Stated problem:
Convert the records from the first line up to and including the line with "answer-blank[interactable] [289,568,339,583]" into a numbered list, omitting any blank lines.

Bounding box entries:
· · ·

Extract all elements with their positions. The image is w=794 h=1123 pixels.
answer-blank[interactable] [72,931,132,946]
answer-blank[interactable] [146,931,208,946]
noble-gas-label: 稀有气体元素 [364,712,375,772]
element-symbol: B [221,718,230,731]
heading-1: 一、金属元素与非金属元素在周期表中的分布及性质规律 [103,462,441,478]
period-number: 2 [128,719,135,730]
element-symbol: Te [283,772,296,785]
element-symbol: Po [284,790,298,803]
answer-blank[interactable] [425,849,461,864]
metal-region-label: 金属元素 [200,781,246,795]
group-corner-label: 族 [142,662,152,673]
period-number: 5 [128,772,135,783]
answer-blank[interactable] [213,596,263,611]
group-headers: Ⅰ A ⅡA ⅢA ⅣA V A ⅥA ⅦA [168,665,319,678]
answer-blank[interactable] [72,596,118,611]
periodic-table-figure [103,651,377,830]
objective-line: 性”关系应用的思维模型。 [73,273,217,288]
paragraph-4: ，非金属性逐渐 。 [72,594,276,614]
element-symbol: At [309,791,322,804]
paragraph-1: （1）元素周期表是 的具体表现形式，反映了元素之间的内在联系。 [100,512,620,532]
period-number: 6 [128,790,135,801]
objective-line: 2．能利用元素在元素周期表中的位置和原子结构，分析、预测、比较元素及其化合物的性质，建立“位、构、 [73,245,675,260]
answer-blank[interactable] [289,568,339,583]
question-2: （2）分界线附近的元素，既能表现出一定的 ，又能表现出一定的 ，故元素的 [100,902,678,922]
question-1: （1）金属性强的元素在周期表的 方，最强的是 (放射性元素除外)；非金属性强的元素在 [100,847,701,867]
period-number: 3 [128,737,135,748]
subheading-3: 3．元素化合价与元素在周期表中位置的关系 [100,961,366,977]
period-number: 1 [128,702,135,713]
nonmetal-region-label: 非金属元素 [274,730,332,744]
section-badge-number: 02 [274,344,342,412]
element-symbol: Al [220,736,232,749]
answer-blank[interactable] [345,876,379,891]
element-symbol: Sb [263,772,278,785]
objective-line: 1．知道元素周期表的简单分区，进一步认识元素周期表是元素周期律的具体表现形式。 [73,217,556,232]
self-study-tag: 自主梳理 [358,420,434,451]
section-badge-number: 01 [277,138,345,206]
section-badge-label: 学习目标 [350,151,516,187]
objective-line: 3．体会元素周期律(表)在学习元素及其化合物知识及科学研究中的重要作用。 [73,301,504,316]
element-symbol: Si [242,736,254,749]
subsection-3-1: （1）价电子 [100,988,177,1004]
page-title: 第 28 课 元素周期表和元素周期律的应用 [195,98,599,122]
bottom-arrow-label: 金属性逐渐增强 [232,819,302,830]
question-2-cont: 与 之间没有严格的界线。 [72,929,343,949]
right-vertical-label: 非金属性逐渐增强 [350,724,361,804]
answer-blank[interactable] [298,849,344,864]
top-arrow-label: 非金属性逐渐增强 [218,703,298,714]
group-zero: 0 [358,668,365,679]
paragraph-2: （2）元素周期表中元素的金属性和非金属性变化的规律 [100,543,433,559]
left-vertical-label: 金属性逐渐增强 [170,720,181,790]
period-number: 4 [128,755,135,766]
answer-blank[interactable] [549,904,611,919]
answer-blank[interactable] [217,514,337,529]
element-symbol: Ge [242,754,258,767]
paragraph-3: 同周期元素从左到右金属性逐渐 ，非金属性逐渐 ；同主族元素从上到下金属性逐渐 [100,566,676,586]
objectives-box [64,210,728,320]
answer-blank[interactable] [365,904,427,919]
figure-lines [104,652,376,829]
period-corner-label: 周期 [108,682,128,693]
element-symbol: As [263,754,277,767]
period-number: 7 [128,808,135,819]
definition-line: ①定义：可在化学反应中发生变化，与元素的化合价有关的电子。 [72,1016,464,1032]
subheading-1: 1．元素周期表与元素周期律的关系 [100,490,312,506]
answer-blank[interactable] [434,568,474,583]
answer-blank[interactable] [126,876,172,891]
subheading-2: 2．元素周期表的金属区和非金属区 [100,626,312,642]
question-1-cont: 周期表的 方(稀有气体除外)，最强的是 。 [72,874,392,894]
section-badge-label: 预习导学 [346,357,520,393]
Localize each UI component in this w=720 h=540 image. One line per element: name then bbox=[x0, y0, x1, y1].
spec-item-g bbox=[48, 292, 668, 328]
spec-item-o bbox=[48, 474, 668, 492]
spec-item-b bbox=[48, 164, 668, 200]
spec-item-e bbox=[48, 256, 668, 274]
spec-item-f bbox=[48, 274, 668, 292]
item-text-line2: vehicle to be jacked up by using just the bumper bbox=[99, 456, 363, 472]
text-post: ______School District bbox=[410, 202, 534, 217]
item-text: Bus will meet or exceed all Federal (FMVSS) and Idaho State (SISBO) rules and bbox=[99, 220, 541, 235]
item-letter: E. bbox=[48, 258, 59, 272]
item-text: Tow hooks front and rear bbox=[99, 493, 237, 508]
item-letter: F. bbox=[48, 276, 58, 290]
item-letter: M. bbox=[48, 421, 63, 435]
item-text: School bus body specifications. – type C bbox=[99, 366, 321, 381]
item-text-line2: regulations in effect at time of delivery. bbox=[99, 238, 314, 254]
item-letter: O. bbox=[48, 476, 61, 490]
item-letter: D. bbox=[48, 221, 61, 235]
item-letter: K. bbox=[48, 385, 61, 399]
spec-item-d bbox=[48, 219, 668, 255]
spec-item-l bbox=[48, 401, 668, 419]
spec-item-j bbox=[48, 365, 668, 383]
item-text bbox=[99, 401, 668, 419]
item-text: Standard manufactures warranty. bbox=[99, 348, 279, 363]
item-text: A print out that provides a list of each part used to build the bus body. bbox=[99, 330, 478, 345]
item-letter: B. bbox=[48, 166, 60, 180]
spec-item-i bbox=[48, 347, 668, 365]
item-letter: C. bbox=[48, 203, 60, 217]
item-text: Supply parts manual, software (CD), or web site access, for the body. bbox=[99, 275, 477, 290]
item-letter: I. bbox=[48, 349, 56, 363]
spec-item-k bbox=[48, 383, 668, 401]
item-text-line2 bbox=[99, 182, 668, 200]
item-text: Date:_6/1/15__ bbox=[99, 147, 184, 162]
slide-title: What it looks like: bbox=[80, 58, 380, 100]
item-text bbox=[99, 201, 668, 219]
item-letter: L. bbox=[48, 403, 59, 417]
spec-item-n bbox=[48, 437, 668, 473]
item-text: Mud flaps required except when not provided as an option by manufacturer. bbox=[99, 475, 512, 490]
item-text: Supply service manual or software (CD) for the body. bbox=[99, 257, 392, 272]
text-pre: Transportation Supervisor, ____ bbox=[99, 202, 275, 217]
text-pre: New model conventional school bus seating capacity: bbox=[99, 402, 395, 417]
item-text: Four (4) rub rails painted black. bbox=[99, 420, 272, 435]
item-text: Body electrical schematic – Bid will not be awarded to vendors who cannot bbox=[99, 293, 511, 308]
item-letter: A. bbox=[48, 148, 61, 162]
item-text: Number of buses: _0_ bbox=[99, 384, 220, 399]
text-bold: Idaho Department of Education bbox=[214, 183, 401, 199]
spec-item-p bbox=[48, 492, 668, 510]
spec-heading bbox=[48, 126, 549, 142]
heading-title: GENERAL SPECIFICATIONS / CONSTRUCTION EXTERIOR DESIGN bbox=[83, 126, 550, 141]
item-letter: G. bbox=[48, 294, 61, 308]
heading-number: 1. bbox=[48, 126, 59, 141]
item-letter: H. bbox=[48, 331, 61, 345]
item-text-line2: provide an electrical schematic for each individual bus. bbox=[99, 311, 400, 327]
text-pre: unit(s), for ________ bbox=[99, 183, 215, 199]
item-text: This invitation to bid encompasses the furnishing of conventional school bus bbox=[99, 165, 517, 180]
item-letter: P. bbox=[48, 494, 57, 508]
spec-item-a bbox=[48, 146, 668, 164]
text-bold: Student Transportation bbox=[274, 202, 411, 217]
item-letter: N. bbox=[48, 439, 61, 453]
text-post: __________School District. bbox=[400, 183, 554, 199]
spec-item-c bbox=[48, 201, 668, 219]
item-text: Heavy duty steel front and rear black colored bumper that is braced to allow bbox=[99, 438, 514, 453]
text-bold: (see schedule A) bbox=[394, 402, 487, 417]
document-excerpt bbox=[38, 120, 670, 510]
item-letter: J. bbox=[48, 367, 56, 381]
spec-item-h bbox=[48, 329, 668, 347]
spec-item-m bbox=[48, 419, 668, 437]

· · ·

Reply:
1. Extract all elements with their positions. The image is w=794 h=1123 pixels.
2. answer-blank[interactable] [72,931,132,946]
3. answer-blank[interactable] [146,931,208,946]
4. noble-gas-label: 稀有气体元素 [364,712,375,772]
5. element-symbol: B [221,718,230,731]
6. heading-1: 一、金属元素与非金属元素在周期表中的分布及性质规律 [103,462,441,478]
7. period-number: 2 [128,719,135,730]
8. element-symbol: Te [283,772,296,785]
9. element-symbol: Po [284,790,298,803]
10. answer-blank[interactable] [425,849,461,864]
11. metal-region-label: 金属元素 [200,781,246,795]
12. group-corner-label: 族 [142,662,152,673]
13. period-number: 5 [128,772,135,783]
14. answer-blank[interactable] [213,596,263,611]
15. group-headers: Ⅰ A ⅡA ⅢA ⅣA V A ⅥA ⅦA [168,665,319,678]
16. answer-blank[interactable] [72,596,118,611]
17. periodic-table-figure [103,651,377,830]
18. objective-line: 性”关系应用的思维模型。 [73,273,217,288]
19. paragraph-4: ，非金属性逐渐 。 [72,594,276,614]
20. element-symbol: At [309,791,322,804]
21. paragraph-1: （1）元素周期表是 的具体表现形式，反映了元素之间的内在联系。 [100,512,620,532]
22. period-number: 6 [128,790,135,801]
23. objective-line: 2．能利用元素在元素周期表中的位置和原子结构，分析、预测、比较元素及其化合物的性质，建立“位、构、 [73,245,675,260]
24. answer-blank[interactable] [289,568,339,583]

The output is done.